DIRECTION: Copy every line of the data that contains the string "untuk".

RECORD EXTRACTS:
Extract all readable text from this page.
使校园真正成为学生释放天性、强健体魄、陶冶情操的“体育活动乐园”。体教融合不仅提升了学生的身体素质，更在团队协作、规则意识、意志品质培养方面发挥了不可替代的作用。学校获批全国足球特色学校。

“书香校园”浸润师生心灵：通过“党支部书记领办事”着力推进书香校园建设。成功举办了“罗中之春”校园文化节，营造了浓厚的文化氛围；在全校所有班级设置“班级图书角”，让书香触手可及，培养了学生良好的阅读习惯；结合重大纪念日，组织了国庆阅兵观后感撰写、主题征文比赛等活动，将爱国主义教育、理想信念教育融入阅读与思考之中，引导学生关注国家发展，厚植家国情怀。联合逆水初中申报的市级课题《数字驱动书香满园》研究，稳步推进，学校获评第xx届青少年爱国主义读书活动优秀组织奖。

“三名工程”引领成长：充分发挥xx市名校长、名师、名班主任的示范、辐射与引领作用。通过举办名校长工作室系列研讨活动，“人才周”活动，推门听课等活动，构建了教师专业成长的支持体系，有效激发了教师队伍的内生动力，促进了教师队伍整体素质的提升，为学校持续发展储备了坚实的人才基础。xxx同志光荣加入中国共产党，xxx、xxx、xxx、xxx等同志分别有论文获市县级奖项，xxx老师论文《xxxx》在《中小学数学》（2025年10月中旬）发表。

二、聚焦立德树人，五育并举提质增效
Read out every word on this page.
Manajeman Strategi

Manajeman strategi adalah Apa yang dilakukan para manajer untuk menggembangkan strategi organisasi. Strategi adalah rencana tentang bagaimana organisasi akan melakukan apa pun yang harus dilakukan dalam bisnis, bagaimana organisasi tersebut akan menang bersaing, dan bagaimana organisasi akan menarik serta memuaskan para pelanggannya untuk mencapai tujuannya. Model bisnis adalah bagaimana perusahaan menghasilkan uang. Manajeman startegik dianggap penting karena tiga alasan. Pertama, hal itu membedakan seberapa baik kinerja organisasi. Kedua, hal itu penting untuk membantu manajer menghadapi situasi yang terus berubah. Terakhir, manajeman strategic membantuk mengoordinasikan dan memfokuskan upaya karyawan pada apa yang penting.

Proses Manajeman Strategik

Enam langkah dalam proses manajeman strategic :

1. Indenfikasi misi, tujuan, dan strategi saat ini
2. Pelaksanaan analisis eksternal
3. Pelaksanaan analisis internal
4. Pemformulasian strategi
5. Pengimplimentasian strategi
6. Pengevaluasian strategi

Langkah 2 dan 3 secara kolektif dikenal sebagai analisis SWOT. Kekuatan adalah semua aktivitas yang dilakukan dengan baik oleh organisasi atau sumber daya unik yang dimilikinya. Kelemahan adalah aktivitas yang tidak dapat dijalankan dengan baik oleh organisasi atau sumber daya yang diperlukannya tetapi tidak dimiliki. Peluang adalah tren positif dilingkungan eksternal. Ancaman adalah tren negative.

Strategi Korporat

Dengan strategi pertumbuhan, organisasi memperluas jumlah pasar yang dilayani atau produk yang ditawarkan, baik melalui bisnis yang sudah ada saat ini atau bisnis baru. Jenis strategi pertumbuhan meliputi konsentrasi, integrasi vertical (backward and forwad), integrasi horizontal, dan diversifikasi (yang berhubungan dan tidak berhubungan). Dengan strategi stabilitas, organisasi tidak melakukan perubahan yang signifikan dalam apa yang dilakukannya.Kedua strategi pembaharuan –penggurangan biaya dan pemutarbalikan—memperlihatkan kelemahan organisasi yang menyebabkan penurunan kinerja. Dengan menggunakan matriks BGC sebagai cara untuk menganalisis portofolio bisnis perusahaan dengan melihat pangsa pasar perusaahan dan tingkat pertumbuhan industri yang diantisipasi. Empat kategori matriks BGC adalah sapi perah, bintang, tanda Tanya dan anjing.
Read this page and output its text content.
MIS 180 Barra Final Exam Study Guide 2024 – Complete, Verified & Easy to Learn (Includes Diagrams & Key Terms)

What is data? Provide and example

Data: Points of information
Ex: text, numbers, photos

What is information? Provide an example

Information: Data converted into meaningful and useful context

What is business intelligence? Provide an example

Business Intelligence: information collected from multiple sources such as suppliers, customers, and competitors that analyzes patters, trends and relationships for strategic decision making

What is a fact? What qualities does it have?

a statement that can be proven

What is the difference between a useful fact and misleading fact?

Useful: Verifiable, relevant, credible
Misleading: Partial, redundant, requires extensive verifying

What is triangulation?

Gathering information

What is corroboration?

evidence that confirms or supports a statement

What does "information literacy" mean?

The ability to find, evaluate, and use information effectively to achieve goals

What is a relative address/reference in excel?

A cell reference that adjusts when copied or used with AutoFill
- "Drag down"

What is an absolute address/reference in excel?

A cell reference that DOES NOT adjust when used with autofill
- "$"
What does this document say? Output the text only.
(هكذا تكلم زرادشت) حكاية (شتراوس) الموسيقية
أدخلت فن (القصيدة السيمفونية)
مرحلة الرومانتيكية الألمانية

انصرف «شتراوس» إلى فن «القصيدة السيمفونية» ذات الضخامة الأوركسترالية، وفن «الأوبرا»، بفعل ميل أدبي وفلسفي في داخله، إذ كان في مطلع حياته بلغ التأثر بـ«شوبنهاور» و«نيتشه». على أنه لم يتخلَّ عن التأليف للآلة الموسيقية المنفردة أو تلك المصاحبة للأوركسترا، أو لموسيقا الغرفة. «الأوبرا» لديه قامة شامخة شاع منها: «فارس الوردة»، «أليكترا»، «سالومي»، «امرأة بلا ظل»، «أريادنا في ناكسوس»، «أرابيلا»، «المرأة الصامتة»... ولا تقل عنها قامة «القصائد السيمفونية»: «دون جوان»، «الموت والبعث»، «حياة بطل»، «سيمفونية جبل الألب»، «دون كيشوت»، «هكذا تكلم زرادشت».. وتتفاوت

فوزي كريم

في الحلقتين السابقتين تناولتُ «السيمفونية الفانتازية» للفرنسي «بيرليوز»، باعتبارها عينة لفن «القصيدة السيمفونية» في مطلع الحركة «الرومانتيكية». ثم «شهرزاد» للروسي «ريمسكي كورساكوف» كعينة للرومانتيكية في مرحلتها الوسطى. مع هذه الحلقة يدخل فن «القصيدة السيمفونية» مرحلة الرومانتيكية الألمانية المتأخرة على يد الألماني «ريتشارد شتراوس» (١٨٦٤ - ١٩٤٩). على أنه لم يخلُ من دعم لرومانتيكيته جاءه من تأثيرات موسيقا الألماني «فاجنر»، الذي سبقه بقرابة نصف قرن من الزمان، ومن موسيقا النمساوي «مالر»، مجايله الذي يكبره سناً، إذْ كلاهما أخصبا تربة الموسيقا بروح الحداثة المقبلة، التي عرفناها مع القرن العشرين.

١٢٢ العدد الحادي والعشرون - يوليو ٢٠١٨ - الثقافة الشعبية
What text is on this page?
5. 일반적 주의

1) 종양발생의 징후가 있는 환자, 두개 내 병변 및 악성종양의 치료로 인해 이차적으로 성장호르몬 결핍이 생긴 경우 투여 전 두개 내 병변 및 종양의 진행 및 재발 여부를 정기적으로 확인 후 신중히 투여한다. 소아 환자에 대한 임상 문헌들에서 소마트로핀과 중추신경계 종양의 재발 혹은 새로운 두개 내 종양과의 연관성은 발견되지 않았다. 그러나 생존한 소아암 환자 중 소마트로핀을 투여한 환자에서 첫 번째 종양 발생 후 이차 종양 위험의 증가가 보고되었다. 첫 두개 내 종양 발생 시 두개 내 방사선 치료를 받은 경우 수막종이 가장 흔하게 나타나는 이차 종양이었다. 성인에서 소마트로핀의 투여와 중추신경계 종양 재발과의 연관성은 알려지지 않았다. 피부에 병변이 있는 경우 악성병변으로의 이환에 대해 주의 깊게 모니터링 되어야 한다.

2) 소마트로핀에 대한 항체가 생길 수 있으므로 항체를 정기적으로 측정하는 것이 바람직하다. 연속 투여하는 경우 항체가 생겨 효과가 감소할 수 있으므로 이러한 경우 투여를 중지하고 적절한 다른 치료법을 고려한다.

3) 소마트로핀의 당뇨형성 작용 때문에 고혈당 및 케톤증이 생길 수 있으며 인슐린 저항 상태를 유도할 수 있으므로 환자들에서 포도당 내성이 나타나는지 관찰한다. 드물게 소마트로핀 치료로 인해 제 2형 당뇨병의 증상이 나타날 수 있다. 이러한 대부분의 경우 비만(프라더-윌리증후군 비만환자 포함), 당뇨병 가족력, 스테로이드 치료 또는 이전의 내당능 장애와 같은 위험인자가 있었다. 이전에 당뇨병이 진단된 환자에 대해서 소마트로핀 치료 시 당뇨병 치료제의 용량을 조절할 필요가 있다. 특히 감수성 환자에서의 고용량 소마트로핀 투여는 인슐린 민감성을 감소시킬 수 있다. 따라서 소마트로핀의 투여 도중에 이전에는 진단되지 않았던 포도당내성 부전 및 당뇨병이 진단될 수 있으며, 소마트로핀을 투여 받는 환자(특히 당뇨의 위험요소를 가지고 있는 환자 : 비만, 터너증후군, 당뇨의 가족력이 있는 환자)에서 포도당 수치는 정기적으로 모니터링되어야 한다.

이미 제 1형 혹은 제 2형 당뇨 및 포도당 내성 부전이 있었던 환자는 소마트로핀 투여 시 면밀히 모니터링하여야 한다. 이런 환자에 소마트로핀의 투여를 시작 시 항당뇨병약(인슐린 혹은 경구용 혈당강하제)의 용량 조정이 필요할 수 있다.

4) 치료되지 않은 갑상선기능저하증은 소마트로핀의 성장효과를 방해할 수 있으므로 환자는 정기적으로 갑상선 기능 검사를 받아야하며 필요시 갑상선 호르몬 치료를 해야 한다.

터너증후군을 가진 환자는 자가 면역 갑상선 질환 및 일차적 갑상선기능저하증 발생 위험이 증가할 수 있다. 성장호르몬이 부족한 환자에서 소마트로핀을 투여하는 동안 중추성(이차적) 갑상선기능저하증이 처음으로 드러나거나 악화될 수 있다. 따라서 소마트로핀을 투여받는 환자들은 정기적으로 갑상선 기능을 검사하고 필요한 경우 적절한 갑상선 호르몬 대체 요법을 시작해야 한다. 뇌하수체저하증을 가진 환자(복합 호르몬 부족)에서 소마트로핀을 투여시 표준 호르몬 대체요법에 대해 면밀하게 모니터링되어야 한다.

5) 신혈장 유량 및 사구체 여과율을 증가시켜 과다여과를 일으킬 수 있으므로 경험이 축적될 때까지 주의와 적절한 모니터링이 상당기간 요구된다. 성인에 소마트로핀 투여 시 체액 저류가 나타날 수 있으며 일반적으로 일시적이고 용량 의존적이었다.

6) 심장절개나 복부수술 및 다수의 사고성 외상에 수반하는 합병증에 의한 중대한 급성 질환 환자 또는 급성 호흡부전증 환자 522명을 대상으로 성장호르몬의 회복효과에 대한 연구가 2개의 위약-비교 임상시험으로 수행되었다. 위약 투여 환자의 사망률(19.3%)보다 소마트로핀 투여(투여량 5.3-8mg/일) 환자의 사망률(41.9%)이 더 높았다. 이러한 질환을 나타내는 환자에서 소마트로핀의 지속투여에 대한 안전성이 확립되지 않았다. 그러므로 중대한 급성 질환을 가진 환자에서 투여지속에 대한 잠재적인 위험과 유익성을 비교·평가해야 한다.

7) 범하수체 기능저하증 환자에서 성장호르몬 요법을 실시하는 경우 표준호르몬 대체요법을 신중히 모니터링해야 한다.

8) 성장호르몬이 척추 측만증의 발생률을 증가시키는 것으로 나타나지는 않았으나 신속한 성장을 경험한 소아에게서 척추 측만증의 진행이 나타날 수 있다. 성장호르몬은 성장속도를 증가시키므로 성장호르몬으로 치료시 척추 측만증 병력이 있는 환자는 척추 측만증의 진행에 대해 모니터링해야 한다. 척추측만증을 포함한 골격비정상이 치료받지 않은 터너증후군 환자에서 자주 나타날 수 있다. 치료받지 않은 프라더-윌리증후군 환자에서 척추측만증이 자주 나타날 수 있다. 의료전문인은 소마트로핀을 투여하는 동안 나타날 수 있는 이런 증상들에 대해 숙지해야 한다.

WORKED SOLUTION:
Manajeman strategi adalah Apa yang dilakukan para manajer untuk menggembangkan strategi organisasi. Strategi adalah rencana tentang bagaimana organisasi akan melakukan apa pun yang harus dilakukan dalam bisnis, bagaimana organisasi tersebut akan menang bersaing, dan bagaimana organisasi akan menarik serta memuaskan para pelanggannya untuk mencapai tujuannya. Model bisnis adalah bagaimana perusahaan menghasilkan uang. Manajeman startegik dianggap penting karena tiga alasan. Pertama, hal itu membedakan seberapa baik kinerja organisasi. Kedua, hal itu penting untuk membantu manajer menghadapi situasi yang terus berubah. Terakhir, manajeman strategic membantuk mengoordinasikan dan memfokuskan upaya karyawan pada apa yang penting.
Dengan strategi pertumbuhan, organisasi memperluas jumlah pasar yang dilayani atau produk yang ditawarkan, baik melalui bisnis yang sudah ada saat ini atau bisnis baru. Jenis strategi pertumbuhan meliputi konsentrasi, integrasi vertical (backward and forwad), integrasi horizontal, dan diversifikasi (yang berhubungan dan tidak berhubungan). Dengan strategi stabilitas, organisasi tidak melakukan perubahan yang signifikan dalam apa yang dilakukannya.Kedua strategi pembaharuan –penggurangan biaya dan pemutarbalikan—memperlihatkan kelemahan organisasi yang menyebabkan penurunan kinerja. Dengan menggunakan matriks BGC sebagai cara untuk menganalisis portofolio bisnis perusahaan dengan melihat pangsa pasar perusaahan dan tingkat pertumbuhan industri yang diantisipasi. Empat kategori matriks BGC adalah sapi perah, bintang, tanda Tanya dan anjing.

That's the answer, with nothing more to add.